Filter the entries below, keeping every line that has the word "this".

> Supplied data:

-- Start --

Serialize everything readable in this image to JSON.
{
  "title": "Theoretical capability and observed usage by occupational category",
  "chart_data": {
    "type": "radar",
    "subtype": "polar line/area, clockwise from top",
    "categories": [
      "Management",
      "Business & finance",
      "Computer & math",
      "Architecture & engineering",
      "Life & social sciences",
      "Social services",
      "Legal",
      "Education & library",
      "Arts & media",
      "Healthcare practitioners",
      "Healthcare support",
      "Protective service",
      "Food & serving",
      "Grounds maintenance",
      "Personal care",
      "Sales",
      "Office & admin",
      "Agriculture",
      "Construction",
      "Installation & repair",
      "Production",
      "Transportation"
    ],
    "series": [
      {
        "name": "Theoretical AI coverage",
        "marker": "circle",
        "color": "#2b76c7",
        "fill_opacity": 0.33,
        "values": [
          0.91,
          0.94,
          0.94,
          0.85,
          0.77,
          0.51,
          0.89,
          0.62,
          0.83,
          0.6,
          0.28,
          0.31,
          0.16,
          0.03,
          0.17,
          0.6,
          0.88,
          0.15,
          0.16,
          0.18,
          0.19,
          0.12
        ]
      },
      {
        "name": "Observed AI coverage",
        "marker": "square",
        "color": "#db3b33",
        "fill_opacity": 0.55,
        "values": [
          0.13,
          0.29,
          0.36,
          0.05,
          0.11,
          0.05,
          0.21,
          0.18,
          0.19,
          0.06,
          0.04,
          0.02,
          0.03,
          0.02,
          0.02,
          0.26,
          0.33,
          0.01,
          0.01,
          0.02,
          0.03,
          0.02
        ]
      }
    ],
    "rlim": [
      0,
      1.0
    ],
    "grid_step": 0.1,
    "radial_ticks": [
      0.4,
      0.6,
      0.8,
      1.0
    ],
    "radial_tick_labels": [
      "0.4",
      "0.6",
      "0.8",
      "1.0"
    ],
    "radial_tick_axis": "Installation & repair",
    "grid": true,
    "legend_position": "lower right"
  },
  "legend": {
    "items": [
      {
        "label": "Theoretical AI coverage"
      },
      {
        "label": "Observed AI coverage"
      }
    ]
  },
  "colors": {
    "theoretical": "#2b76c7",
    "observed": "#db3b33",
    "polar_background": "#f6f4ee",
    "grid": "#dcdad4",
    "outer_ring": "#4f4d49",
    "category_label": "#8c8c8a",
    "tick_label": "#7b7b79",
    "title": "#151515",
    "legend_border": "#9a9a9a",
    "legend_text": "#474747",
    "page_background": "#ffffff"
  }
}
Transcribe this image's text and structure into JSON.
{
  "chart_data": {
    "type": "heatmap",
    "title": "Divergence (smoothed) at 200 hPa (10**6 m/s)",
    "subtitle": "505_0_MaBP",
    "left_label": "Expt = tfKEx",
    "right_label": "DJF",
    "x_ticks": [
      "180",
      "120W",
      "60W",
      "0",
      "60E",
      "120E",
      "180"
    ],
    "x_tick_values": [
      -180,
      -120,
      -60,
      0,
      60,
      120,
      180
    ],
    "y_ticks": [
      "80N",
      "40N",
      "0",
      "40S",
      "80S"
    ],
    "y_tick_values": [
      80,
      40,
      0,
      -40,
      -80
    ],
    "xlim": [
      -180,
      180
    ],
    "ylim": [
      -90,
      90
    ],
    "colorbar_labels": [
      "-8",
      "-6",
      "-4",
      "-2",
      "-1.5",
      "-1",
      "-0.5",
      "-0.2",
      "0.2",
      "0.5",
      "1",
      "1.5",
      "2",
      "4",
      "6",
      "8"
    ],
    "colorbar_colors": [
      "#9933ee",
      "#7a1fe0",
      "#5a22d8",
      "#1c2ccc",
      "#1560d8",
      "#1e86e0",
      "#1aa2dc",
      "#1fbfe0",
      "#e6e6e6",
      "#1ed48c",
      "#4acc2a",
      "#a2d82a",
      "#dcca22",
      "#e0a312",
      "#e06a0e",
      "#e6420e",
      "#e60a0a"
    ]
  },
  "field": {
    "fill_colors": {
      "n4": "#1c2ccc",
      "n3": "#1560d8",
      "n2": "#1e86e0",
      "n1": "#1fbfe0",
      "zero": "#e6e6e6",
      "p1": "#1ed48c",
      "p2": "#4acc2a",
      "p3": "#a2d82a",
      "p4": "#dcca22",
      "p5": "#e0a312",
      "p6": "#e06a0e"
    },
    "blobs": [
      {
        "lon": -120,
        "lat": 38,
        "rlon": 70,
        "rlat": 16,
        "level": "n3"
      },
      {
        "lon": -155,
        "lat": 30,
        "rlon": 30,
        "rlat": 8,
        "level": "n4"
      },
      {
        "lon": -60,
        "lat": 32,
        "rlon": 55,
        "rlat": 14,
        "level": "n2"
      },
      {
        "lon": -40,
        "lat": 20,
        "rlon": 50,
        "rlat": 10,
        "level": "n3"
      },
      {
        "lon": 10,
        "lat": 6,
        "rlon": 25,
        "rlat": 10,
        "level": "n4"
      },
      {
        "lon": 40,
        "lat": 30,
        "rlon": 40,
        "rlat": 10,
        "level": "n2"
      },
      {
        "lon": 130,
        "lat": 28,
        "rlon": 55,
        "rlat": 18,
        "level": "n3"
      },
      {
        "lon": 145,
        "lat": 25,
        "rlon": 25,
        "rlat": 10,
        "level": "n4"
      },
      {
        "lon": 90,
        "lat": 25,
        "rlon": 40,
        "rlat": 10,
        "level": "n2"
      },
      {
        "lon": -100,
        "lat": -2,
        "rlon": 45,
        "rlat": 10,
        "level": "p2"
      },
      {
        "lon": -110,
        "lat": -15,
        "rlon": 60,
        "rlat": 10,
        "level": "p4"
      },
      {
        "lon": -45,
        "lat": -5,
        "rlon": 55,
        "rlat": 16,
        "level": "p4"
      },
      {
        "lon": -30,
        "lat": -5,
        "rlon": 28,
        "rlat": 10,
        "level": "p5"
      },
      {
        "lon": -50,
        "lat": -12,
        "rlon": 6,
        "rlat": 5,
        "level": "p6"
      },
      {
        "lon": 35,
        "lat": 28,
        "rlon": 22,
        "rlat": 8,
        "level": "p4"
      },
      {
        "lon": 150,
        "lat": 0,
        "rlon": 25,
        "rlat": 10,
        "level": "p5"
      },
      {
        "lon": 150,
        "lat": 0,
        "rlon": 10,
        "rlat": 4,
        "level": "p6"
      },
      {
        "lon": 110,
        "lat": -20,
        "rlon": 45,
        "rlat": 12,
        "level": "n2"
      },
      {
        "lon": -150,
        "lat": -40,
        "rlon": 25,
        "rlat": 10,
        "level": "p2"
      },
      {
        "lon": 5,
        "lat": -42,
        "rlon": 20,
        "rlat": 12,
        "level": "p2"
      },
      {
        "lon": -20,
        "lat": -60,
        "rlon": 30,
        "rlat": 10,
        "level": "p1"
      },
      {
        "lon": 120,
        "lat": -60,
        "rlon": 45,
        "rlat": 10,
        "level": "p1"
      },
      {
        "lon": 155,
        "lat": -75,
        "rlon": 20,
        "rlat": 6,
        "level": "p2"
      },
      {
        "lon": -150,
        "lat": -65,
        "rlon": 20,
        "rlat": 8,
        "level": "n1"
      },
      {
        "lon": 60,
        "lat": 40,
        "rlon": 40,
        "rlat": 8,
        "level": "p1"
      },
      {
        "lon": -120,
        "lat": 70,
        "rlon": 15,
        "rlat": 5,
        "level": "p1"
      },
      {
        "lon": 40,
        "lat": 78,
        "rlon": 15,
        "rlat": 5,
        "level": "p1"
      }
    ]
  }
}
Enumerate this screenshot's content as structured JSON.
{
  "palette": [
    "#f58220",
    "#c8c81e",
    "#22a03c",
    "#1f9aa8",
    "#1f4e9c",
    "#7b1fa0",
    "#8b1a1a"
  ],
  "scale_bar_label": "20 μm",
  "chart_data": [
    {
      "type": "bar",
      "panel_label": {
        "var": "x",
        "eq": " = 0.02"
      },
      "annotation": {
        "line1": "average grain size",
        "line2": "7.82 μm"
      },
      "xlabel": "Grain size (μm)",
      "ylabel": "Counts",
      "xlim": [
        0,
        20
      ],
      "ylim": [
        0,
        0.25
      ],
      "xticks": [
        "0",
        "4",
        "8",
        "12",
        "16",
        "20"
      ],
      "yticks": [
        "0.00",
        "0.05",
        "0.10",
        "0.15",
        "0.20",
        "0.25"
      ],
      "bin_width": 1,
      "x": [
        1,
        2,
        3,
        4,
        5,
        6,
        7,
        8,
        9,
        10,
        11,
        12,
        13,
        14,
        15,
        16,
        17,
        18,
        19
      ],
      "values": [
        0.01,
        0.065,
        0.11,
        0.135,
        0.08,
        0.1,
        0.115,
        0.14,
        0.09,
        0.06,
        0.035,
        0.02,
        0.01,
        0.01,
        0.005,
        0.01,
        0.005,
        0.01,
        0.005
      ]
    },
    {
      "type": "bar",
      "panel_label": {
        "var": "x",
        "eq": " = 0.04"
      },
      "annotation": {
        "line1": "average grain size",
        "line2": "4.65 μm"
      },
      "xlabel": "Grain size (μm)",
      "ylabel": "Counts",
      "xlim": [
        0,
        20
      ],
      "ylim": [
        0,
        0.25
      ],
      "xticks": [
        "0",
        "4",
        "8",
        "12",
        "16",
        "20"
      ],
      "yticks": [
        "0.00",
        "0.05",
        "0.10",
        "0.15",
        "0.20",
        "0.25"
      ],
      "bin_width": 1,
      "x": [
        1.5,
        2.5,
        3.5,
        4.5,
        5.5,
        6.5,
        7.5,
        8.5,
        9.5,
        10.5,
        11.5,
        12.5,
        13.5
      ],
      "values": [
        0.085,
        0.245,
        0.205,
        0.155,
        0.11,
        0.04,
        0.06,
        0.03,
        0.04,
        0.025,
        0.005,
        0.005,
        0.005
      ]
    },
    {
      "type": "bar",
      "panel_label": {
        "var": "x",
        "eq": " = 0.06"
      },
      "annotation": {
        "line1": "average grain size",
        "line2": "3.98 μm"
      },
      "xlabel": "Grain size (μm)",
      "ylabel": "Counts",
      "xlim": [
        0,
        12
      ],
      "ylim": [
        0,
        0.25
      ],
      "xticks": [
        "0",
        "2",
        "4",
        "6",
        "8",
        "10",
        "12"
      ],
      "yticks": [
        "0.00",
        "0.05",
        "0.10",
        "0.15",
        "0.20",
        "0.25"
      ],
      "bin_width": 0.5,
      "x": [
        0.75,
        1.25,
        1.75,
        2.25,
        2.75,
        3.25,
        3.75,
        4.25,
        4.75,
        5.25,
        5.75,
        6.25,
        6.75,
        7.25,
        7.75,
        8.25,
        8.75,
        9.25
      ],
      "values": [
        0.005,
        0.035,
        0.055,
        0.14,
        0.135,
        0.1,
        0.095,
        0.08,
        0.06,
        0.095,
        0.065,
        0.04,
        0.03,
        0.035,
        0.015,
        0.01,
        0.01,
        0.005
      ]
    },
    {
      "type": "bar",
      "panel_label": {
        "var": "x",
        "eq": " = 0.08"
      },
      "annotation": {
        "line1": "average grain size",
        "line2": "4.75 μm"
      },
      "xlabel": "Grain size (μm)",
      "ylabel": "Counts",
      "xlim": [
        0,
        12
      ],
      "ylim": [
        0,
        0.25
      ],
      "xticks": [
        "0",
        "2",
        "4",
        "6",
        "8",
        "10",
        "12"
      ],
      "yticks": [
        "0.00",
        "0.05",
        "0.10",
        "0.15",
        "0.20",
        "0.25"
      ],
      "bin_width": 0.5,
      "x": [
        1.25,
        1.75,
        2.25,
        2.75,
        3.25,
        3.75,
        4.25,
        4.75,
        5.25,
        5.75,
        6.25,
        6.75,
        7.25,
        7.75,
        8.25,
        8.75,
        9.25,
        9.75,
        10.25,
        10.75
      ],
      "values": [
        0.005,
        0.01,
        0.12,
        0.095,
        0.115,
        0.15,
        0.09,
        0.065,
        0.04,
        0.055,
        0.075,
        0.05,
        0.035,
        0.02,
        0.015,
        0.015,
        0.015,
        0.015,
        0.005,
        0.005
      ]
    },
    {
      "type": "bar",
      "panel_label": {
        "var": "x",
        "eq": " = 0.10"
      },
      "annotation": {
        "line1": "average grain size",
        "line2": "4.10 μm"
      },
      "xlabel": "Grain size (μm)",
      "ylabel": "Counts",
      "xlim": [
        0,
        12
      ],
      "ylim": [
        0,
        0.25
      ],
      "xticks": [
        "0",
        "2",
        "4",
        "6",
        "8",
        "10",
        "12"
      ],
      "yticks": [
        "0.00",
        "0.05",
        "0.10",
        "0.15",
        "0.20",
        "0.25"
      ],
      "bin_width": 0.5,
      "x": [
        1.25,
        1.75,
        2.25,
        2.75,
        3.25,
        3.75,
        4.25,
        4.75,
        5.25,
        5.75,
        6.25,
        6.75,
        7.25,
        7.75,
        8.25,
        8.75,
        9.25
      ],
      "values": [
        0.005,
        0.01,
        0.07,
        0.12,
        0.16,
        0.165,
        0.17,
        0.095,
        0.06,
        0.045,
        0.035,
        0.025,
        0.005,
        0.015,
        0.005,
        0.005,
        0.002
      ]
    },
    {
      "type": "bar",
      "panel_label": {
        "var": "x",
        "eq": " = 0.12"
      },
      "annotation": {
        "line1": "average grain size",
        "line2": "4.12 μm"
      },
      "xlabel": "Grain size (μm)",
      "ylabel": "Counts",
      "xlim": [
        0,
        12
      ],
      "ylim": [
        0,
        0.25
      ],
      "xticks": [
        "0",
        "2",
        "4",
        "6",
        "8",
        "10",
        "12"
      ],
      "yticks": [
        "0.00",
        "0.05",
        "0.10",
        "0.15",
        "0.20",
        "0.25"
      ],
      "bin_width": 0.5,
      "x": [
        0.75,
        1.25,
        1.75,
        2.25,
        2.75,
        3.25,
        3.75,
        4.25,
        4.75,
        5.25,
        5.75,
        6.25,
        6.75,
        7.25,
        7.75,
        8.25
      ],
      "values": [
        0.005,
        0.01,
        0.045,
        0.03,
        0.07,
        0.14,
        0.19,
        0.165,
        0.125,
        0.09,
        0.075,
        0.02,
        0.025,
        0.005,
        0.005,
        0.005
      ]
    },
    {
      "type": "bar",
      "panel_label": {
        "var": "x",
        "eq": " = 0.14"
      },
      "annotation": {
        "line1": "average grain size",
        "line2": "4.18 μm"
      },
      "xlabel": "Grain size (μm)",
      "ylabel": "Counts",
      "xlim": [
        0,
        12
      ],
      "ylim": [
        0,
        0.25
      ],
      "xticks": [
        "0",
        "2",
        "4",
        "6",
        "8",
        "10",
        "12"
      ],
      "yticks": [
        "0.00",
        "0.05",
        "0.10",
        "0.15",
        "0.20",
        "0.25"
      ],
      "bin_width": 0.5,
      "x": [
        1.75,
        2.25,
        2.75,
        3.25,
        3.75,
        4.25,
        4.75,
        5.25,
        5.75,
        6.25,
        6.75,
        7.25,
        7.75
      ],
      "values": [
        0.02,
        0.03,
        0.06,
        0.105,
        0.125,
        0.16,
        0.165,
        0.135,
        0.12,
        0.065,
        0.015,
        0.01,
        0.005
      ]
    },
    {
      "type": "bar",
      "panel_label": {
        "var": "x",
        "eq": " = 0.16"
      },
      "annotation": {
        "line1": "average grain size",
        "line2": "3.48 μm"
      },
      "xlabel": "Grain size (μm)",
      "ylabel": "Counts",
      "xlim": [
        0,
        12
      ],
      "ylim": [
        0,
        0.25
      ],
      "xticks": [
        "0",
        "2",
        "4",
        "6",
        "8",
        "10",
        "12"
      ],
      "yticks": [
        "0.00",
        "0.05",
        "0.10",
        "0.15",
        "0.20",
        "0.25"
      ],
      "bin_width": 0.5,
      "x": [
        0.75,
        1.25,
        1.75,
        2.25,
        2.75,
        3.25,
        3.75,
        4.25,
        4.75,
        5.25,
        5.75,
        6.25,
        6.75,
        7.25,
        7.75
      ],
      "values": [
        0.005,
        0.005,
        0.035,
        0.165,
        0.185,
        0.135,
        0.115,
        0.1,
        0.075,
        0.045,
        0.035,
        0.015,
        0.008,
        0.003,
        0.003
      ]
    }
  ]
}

-- End --

> Final result:
Serialize everything readable in this image to JSON.
Transcribe this image's text and structure into JSON.
Enumerate this screenshot's content as structured JSON.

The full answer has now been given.